• **OBJECTIVE**
Among the entries below, count the lines that contain the word "Array". Write down only the total.

• **INFORMATION PROVIDED**
===

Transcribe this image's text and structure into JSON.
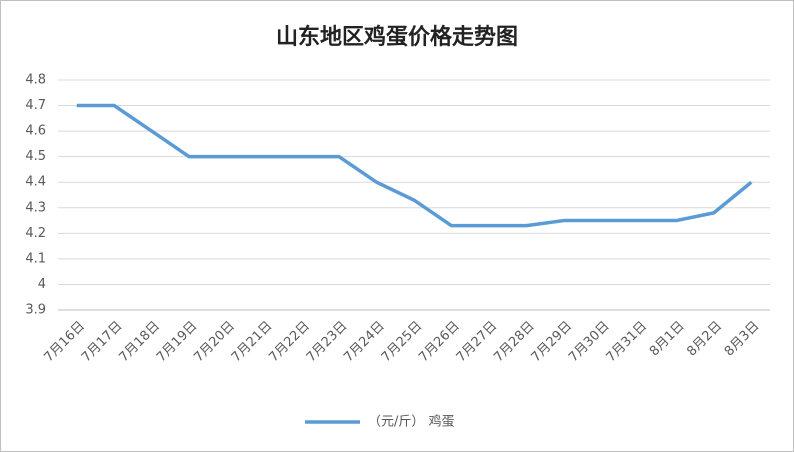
{
  "chart_data": {
    "type": "line",
    "title": "山东地区鸡蛋价格走势图",
    "categories": [
      "7月16日",
      "7月17日",
      "7月18日",
      "7月19日",
      "7月20日",
      "7月21日",
      "7月22日",
      "7月23日",
      "7月24日",
      "7月25日",
      "7月26日",
      "7月27日",
      "7月28日",
      "7月29日",
      "7月30日",
      "7月31日",
      "8月1日",
      "8月2日",
      "8月3日"
    ],
    "series": [
      {
        "name": "（元/斤） 鸡蛋",
        "color": "#5b9bd5",
        "values": [
          4.7,
          4.7,
          4.6,
          4.5,
          4.5,
          4.5,
          4.5,
          4.5,
          4.4,
          4.33,
          4.23,
          4.23,
          4.23,
          4.25,
          4.25,
          4.25,
          4.25,
          4.28,
          4.4
        ]
      }
    ],
    "ylim": [
      3.9,
      4.8
    ],
    "yticks": [
      3.9,
      4,
      4.1,
      4.2,
      4.3,
      4.4,
      4.5,
      4.6,
      4.7,
      4.8
    ],
    "grid": true,
    "legend": "bottom"
  }
}
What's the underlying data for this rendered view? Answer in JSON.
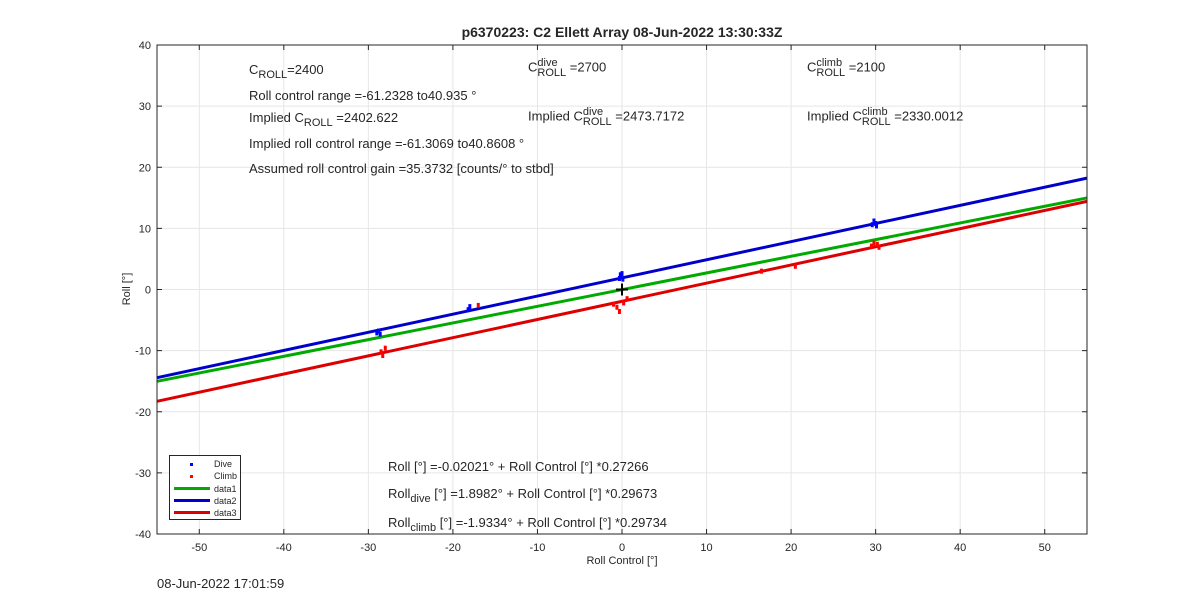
{
  "title": "p6370223: C2 Ellett Array 08-Jun-2022 13:30:33Z",
  "footer_timestamp": "08-Jun-2022 17:01:59",
  "annotations": {
    "c_roll": {
      "prefix": "C",
      "sub": "ROLL",
      "value": "=2400"
    },
    "c_roll_dive": {
      "prefix": "C",
      "sup": "dive",
      "sub": "ROLL",
      "value": " =2700"
    },
    "c_roll_climb": {
      "prefix": "C",
      "sup": "climb",
      "sub": "ROLL",
      "value": " =2100"
    },
    "roll_control_range": "Roll control range =-61.2328 to40.935 °",
    "implied_c_roll": {
      "prefix": "Implied C",
      "sub": "ROLL",
      "value": " =2402.622"
    },
    "implied_c_roll_dive": {
      "prefix": "Implied C",
      "sup": "dive",
      "sub": "ROLL",
      "value": " =2473.7172"
    },
    "implied_c_roll_climb": {
      "prefix": "Implied C",
      "sup": "climb",
      "sub": "ROLL",
      "value": " =2330.0012"
    },
    "implied_range": "Implied roll control range =-61.3069 to40.8608 °",
    "assumed_gain": "Assumed roll control gain =35.3732 [counts/° to stbd]",
    "fit_all": "Roll [°] =-0.02021° + Roll Control [°] *0.27266",
    "fit_dive": {
      "prefix": "Roll",
      "sub": "dive",
      "rest": " [°] =1.8982° + Roll Control [°] *0.29673"
    },
    "fit_climb": {
      "prefix": "Roll",
      "sub": "climb",
      "rest": " [°] =-1.9334° + Roll Control [°] *0.29734"
    }
  },
  "chart_data": {
    "type": "scatter",
    "title": "p6370223: C2 Ellett Array 08-Jun-2022 13:30:33Z",
    "xlabel": "Roll Control [°]",
    "ylabel": "Roll [°]",
    "xlim": [
      -55,
      55
    ],
    "ylim": [
      -40,
      40
    ],
    "xticks": [
      -50,
      -40,
      -30,
      -20,
      -10,
      0,
      10,
      20,
      30,
      40,
      50
    ],
    "yticks": [
      -40,
      -30,
      -20,
      -10,
      0,
      10,
      20,
      30,
      40
    ],
    "grid": true,
    "legend_position": "bottom-left",
    "series": [
      {
        "name": "Dive",
        "kind": "points",
        "color": "#0000ff",
        "points": [
          [
            -29,
            -7.1
          ],
          [
            -28.8,
            -6.8
          ],
          [
            -28.6,
            -7.3
          ],
          [
            -18.2,
            -3.3
          ],
          [
            -18,
            -2.8
          ],
          [
            -0.3,
            1.8
          ],
          [
            -0.2,
            2.4
          ],
          [
            0,
            2.6
          ],
          [
            0.1,
            1.7
          ],
          [
            -0.1,
            2.1
          ],
          [
            29.6,
            10.6
          ],
          [
            29.8,
            11.2
          ],
          [
            30,
            10.8
          ],
          [
            30.1,
            10.4
          ]
        ]
      },
      {
        "name": "Climb",
        "kind": "points",
        "color": "#ff0000",
        "points": [
          [
            -28.5,
            -10.2
          ],
          [
            -28.3,
            -10.8
          ],
          [
            -28,
            -9.6
          ],
          [
            -17,
            -2.6
          ],
          [
            -1,
            -2.4
          ],
          [
            -0.6,
            -2.9
          ],
          [
            -0.3,
            -3.6
          ],
          [
            0.2,
            -2.2
          ],
          [
            0.6,
            -1.5
          ],
          [
            16.5,
            3
          ],
          [
            20.5,
            3.8
          ],
          [
            29.5,
            7.1
          ],
          [
            29.8,
            7.6
          ],
          [
            30.2,
            7.4
          ],
          [
            30.4,
            6.9
          ]
        ]
      },
      {
        "name": "data1",
        "kind": "line",
        "color": "#00aa00",
        "intercept": -0.02021,
        "slope": 0.27266
      },
      {
        "name": "data2",
        "kind": "line",
        "color": "#0000cc",
        "intercept": 1.8982,
        "slope": 0.29673
      },
      {
        "name": "data3",
        "kind": "line",
        "color": "#dd0000",
        "intercept": -1.9334,
        "slope": 0.29734
      }
    ],
    "marker": {
      "x": 0,
      "y": 0,
      "color": "#000000",
      "shape": "plus"
    }
  }
}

===

• **ANSWER**
2